▶ [WHAT IS NEEDED]: Below are records to transcribe exactly, without their pictures.

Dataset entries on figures
☆ ☆ ☆
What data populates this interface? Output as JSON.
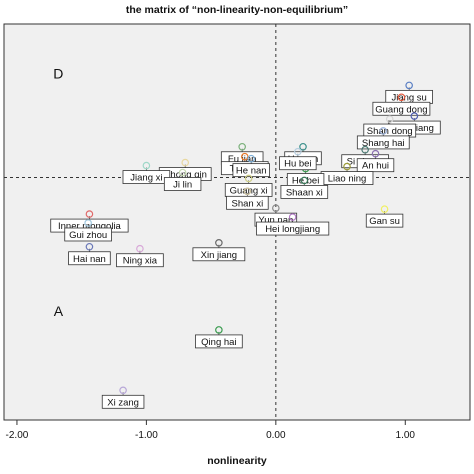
{
  "chart_data": {
    "type": "scatter",
    "title": "the matrix of “non-linearity-non-equilibrium”",
    "xlabel": "nonlinearity",
    "ylabel": "",
    "xlim": [
      -2.1,
      1.5
    ],
    "ylim": [
      -2.45,
      1.55
    ],
    "xticks": [
      -2.0,
      -1.0,
      0.0,
      1.0
    ],
    "xtick_labels": [
      "-2.00",
      "-1.00",
      "0.00",
      "1.00"
    ],
    "reference_lines": {
      "x": 0.0,
      "y": 0.0
    },
    "grid": false,
    "quadrant_labels": [
      {
        "text": "D",
        "x": -1.68,
        "y": 1.0
      },
      {
        "text": "A",
        "x": -1.68,
        "y": -1.4
      }
    ],
    "points": [
      {
        "label": "Jiang su",
        "x": 1.03,
        "y": 0.93,
        "color": "#5a7fc4"
      },
      {
        "label": "Guang dong",
        "x": 0.97,
        "y": 0.81,
        "color": "#e3573a"
      },
      {
        "label": "Zhe jiang",
        "x": 1.07,
        "y": 0.62,
        "color": "#4f5fb0"
      },
      {
        "label": "Shan dong",
        "x": 0.88,
        "y": 0.59,
        "color": "#d4d4d4"
      },
      {
        "label": "Shang hai",
        "x": 0.83,
        "y": 0.47,
        "color": "#9bb0d6"
      },
      {
        "label": "Si chuan",
        "x": 0.69,
        "y": 0.28,
        "color": "#4b7a73"
      },
      {
        "label": "An hui",
        "x": 0.77,
        "y": 0.24,
        "color": "#8a6fb0"
      },
      {
        "label": "Liao ning",
        "x": 0.55,
        "y": 0.11,
        "color": "#9c9c38"
      },
      {
        "label": "He bei",
        "x": 0.23,
        "y": 0.09,
        "color": "#3b9c50"
      },
      {
        "label": "Hu nan",
        "x": 0.21,
        "y": 0.31,
        "color": "#3a8f8a"
      },
      {
        "label": "Hu bei",
        "x": 0.17,
        "y": 0.26,
        "color": "#b8cfe0"
      },
      {
        "label": "Fu jian",
        "x": -0.26,
        "y": 0.31,
        "color": "#7ab07a"
      },
      {
        "label": "Tian jin",
        "x": -0.24,
        "y": 0.21,
        "color": "#e87a2a"
      },
      {
        "label": "He nan",
        "x": -0.19,
        "y": 0.19,
        "color": "#7fb0d8"
      },
      {
        "label": "Chong qin",
        "x": -0.7,
        "y": 0.15,
        "color": "#e8d8a0"
      },
      {
        "label": "Guang xi",
        "x": -0.21,
        "y": -0.01,
        "color": "#cfcf88"
      },
      {
        "label": "Shaan xi",
        "x": 0.22,
        "y": -0.03,
        "color": "#3b7a5a"
      },
      {
        "label": "Jiang xi",
        "x": -1.0,
        "y": 0.12,
        "color": "#9fd8c8"
      },
      {
        "label": "Ji lin",
        "x": -0.72,
        "y": 0.05,
        "color": "#c4d8b0"
      },
      {
        "label": "Shan xi",
        "x": -0.22,
        "y": -0.14,
        "color": "#c7bc9a"
      },
      {
        "label": "Yun nan",
        "x": 0.0,
        "y": -0.31,
        "color": "#8a8a8a"
      },
      {
        "label": "Hei longjiang",
        "x": 0.13,
        "y": -0.4,
        "color": "#b07ac4"
      },
      {
        "label": "Gan su",
        "x": 0.84,
        "y": -0.32,
        "color": "#f0f060"
      },
      {
        "label": "Inner mongolia",
        "x": -1.44,
        "y": -0.37,
        "color": "#e06a6a"
      },
      {
        "label": "Gui zhou",
        "x": -1.45,
        "y": -0.46,
        "color": "#a0c8e0"
      },
      {
        "label": "Xin jiang",
        "x": -0.44,
        "y": -0.66,
        "color": "#6a6a6a"
      },
      {
        "label": "Hai nan",
        "x": -1.44,
        "y": -0.7,
        "color": "#6a78b8"
      },
      {
        "label": "Ning xia",
        "x": -1.05,
        "y": -0.72,
        "color": "#d8a8d8"
      },
      {
        "label": "Qing hai",
        "x": -0.44,
        "y": -1.54,
        "color": "#3b9c50"
      },
      {
        "label": "Xi zang",
        "x": -1.18,
        "y": -2.15,
        "color": "#b8a8d8"
      }
    ]
  }
}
☆ ☆ ☆
▶ [EXERCISE ANSWER]:
What data populates this interface? Output as JSON.
{
  "chart_data": {
    "type": "scatter",
    "title": "the matrix of “non-linearity-non-equilibrium”",
    "xlabel": "nonlinearity",
    "ylabel": "",
    "xlim": [
      -2.1,
      1.5
    ],
    "ylim": [
      -2.45,
      1.55
    ],
    "xticks": [
      -2.0,
      -1.0,
      0.0,
      1.0
    ],
    "xtick_labels": [
      "-2.00",
      "-1.00",
      "0.00",
      "1.00"
    ],
    "reference_lines": {
      "x": 0.0,
      "y": 0.0
    },
    "grid": false,
    "quadrant_labels": [
      {
        "text": "D",
        "x": -1.68,
        "y": 1.0
      },
      {
        "text": "A",
        "x": -1.68,
        "y": -1.4
      }
    ],
    "points": [
      {
        "label": "Jiang su",
        "x": 1.03,
        "y": 0.93,
        "color": "#5a7fc4"
      },
      {
        "label": "Guang dong",
        "x": 0.97,
        "y": 0.81,
        "color": "#e3573a"
      },
      {
        "label": "Zhe jiang",
        "x": 1.07,
        "y": 0.62,
        "color": "#4f5fb0"
      },
      {
        "label": "Shan dong",
        "x": 0.88,
        "y": 0.59,
        "color": "#d4d4d4"
      },
      {
        "label": "Shang hai",
        "x": 0.83,
        "y": 0.47,
        "color": "#9bb0d6"
      },
      {
        "label": "Si chuan",
        "x": 0.69,
        "y": 0.28,
        "color": "#4b7a73"
      },
      {
        "label": "An hui",
        "x": 0.77,
        "y": 0.24,
        "color": "#8a6fb0"
      },
      {
        "label": "Liao ning",
        "x": 0.55,
        "y": 0.11,
        "color": "#9c9c38"
      },
      {
        "label": "He bei",
        "x": 0.23,
        "y": 0.09,
        "color": "#3b9c50"
      },
      {
        "label": "Hu nan",
        "x": 0.21,
        "y": 0.31,
        "color": "#3a8f8a"
      },
      {
        "label": "Hu bei",
        "x": 0.17,
        "y": 0.26,
        "color": "#b8cfe0"
      },
      {
        "label": "Fu jian",
        "x": -0.26,
        "y": 0.31,
        "color": "#7ab07a"
      },
      {
        "label": "Tian jin",
        "x": -0.24,
        "y": 0.21,
        "color": "#e87a2a"
      },
      {
        "label": "He nan",
        "x": -0.19,
        "y": 0.19,
        "color": "#7fb0d8"
      },
      {
        "label": "Chong qin",
        "x": -0.7,
        "y": 0.15,
        "color": "#e8d8a0"
      },
      {
        "label": "Guang xi",
        "x": -0.21,
        "y": -0.01,
        "color": "#cfcf88"
      },
      {
        "label": "Shaan xi",
        "x": 0.22,
        "y": -0.03,
        "color": "#3b7a5a"
      },
      {
        "label": "Jiang xi",
        "x": -1.0,
        "y": 0.12,
        "color": "#9fd8c8"
      },
      {
        "label": "Ji lin",
        "x": -0.72,
        "y": 0.05,
        "color": "#c4d8b0"
      },
      {
        "label": "Shan xi",
        "x": -0.22,
        "y": -0.14,
        "color": "#c7bc9a"
      },
      {
        "label": "Yun nan",
        "x": 0.0,
        "y": -0.31,
        "color": "#8a8a8a"
      },
      {
        "label": "Hei longjiang",
        "x": 0.13,
        "y": -0.4,
        "color": "#b07ac4"
      },
      {
        "label": "Gan su",
        "x": 0.84,
        "y": -0.32,
        "color": "#f0f060"
      },
      {
        "label": "Inner mongolia",
        "x": -1.44,
        "y": -0.37,
        "color": "#e06a6a"
      },
      {
        "label": "Gui zhou",
        "x": -1.45,
        "y": -0.46,
        "color": "#a0c8e0"
      },
      {
        "label": "Xin jiang",
        "x": -0.44,
        "y": -0.66,
        "color": "#6a6a6a"
      },
      {
        "label": "Hai nan",
        "x": -1.44,
        "y": -0.7,
        "color": "#6a78b8"
      },
      {
        "label": "Ning xia",
        "x": -1.05,
        "y": -0.72,
        "color": "#d8a8d8"
      },
      {
        "label": "Qing hai",
        "x": -0.44,
        "y": -1.54,
        "color": "#3b9c50"
      },
      {
        "label": "Xi zang",
        "x": -1.18,
        "y": -2.15,
        "color": "#b8a8d8"
      }
    ]
  }
}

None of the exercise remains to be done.